[start GIVEN DATA]
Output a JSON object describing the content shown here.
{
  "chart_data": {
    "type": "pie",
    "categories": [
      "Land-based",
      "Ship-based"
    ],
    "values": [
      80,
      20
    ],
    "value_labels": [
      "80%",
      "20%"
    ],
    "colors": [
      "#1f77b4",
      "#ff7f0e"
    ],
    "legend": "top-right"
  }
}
[end GIVEN DATA]
◆ **REQUIREMENTS**: Restate the whole of the material exactly.

◆ **EXPECTED ANSWER**:
Output a JSON object describing the content shown here.
{
  "chart_data": {
    "type": "pie",
    "categories": [
      "Land-based",
      "Ship-based"
    ],
    "values": [
      80,
      20
    ],
    "value_labels": [
      "80%",
      "20%"
    ],
    "colors": [
      "#1f77b4",
      "#ff7f0e"
    ],
    "legend": "top-right"
  }
}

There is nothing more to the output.